• [Exercise task]: Look for "питна" in each line of the entries, and return the matching lines.

• [Material shown]:

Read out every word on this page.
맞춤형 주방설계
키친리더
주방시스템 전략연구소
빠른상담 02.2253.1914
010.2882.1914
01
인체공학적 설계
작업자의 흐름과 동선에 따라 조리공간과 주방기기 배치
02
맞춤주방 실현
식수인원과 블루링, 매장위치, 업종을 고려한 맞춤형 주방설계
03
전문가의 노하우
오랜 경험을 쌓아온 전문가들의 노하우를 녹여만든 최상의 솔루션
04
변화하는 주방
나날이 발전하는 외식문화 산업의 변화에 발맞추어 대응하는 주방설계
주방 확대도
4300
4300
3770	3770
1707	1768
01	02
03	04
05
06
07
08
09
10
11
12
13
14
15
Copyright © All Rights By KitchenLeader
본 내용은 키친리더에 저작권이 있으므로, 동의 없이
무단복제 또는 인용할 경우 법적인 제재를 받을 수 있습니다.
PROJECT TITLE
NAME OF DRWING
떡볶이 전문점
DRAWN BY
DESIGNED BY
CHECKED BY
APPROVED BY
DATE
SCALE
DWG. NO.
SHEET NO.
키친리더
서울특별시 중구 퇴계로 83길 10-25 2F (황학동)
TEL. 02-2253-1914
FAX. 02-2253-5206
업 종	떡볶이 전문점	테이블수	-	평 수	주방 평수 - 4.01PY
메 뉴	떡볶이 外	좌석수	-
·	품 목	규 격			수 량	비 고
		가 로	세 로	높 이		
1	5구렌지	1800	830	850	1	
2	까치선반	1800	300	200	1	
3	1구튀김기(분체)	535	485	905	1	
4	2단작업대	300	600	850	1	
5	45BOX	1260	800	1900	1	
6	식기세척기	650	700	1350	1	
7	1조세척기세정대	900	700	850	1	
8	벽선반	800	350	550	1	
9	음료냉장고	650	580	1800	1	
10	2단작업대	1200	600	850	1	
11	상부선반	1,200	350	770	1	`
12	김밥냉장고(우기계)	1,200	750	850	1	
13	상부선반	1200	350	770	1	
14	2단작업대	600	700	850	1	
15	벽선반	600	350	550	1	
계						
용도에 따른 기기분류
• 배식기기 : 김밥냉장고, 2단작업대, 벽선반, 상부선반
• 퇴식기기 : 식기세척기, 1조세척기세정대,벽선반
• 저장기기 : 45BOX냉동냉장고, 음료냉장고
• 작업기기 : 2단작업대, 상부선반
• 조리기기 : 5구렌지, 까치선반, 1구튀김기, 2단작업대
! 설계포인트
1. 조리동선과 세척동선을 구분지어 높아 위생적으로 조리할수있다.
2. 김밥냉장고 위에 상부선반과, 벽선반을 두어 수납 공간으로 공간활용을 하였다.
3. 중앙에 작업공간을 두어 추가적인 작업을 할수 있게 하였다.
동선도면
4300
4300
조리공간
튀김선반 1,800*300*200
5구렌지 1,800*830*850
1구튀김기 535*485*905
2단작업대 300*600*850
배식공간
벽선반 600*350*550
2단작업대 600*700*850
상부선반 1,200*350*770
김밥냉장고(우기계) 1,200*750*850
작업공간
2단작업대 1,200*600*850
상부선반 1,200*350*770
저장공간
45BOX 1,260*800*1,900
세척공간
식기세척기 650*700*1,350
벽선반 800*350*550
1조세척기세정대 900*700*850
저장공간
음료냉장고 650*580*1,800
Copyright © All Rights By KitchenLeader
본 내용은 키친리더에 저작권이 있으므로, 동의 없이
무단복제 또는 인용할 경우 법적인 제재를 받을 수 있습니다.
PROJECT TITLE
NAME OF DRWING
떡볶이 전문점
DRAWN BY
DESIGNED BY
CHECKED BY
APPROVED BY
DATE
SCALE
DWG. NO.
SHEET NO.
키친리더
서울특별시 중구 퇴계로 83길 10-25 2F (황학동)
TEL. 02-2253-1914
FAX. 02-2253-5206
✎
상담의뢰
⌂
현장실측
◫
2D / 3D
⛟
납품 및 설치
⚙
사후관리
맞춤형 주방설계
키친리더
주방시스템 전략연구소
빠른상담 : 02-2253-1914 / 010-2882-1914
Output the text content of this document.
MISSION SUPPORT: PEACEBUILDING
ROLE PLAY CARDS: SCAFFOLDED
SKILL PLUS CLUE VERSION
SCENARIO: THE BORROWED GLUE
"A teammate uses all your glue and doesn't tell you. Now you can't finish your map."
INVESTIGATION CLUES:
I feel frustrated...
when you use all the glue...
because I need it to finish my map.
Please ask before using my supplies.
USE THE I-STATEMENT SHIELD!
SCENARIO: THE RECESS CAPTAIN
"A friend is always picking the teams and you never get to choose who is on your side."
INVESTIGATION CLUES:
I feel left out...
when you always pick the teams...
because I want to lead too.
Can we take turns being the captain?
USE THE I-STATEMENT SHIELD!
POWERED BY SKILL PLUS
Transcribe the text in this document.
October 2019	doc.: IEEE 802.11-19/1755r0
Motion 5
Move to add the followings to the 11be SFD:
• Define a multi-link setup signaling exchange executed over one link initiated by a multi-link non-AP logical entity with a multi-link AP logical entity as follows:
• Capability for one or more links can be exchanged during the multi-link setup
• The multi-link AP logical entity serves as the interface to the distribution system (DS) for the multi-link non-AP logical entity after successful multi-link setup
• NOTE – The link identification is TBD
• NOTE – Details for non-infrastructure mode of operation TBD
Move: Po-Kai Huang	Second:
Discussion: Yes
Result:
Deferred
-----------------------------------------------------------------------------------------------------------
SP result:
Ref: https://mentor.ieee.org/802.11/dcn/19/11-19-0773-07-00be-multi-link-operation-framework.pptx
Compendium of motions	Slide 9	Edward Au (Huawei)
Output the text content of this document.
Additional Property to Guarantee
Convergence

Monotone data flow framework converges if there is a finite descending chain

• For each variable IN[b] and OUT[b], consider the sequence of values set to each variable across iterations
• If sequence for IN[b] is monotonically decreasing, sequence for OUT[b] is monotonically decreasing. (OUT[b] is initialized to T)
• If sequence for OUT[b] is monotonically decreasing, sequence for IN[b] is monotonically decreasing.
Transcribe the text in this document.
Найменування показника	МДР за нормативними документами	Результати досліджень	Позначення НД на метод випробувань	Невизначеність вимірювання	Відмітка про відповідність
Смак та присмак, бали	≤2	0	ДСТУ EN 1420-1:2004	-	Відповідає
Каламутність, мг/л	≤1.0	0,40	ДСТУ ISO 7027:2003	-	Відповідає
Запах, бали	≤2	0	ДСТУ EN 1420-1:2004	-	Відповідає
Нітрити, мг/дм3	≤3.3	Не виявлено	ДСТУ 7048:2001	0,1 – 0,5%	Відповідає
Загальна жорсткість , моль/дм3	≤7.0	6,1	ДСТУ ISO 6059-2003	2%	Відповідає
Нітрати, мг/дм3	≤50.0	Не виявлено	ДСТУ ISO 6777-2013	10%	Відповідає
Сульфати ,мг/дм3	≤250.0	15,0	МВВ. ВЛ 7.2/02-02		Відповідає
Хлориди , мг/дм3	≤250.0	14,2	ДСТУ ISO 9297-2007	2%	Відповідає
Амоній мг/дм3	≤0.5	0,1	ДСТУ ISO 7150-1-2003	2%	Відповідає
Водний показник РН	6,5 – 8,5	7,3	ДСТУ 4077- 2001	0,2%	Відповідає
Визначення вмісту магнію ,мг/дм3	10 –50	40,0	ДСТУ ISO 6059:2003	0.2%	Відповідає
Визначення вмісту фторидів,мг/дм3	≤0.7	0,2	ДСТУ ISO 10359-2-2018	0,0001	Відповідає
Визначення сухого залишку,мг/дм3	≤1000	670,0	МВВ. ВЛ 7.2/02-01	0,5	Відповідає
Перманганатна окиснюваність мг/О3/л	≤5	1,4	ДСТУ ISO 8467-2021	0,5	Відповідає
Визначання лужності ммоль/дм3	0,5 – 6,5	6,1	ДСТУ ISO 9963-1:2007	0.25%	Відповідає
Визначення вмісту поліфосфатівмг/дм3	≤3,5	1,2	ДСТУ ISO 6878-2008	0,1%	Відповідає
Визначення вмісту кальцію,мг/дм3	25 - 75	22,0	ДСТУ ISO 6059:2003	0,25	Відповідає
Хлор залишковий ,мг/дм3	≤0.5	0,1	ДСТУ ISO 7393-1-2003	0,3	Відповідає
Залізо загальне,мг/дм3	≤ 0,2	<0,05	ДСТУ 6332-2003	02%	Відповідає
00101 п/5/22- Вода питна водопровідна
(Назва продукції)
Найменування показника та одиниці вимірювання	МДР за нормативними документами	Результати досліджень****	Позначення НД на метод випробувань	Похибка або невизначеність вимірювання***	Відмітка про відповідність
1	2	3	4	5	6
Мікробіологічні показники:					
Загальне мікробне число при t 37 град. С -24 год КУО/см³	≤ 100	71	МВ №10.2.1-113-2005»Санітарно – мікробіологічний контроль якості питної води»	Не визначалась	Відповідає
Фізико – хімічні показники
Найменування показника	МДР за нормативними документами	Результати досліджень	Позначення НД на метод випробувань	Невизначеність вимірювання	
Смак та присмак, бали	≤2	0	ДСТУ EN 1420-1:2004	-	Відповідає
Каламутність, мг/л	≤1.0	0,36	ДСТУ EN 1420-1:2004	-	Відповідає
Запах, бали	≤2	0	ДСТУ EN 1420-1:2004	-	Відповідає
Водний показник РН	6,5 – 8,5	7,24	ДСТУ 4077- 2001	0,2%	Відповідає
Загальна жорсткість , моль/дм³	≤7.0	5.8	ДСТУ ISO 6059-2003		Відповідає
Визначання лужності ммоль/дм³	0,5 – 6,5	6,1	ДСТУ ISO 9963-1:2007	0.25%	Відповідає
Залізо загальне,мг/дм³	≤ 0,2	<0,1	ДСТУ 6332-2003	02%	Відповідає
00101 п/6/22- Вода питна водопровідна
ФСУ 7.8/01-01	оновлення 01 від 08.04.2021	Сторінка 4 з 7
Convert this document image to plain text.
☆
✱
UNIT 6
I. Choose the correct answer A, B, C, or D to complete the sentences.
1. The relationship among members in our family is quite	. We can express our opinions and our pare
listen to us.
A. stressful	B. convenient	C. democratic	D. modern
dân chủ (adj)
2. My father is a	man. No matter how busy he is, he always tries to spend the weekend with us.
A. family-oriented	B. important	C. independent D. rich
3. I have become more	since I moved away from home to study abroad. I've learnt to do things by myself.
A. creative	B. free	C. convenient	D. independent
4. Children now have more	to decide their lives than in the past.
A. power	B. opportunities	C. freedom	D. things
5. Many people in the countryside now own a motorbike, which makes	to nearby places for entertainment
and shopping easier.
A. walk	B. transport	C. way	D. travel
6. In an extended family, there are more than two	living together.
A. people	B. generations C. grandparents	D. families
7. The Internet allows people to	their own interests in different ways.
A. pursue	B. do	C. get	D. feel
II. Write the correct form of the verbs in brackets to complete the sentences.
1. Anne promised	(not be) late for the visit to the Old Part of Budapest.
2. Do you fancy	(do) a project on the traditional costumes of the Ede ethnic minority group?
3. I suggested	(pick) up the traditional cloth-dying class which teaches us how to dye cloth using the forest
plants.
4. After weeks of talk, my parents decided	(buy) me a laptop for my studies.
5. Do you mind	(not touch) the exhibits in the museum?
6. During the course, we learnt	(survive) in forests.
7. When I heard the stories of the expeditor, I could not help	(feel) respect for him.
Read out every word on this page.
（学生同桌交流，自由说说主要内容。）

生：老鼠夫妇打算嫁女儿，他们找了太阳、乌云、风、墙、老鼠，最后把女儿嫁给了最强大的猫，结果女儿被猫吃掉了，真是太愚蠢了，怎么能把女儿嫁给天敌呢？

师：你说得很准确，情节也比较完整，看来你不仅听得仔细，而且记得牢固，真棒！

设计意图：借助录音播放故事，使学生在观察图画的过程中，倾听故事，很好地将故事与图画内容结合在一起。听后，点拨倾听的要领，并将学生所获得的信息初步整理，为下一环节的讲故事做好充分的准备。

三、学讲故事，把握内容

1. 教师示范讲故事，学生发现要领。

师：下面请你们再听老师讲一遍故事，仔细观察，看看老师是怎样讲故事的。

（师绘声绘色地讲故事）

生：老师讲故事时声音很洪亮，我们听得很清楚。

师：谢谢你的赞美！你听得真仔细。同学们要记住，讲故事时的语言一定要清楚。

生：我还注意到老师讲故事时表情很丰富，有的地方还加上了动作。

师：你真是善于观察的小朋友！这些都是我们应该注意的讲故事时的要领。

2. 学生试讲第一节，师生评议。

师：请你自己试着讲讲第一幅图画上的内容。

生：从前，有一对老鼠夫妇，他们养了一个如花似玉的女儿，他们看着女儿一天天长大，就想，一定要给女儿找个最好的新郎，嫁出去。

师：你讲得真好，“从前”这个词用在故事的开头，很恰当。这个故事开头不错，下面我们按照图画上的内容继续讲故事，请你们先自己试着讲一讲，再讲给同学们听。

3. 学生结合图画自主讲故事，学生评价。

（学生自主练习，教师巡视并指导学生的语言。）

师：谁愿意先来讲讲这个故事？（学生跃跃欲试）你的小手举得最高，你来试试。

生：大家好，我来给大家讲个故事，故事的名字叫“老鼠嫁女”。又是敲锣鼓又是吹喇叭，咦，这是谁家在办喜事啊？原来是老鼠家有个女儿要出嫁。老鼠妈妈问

• [The response]:
00101 п/5/22- Вода питна водопровідна
00101 п/6/22- Вода питна водопровідна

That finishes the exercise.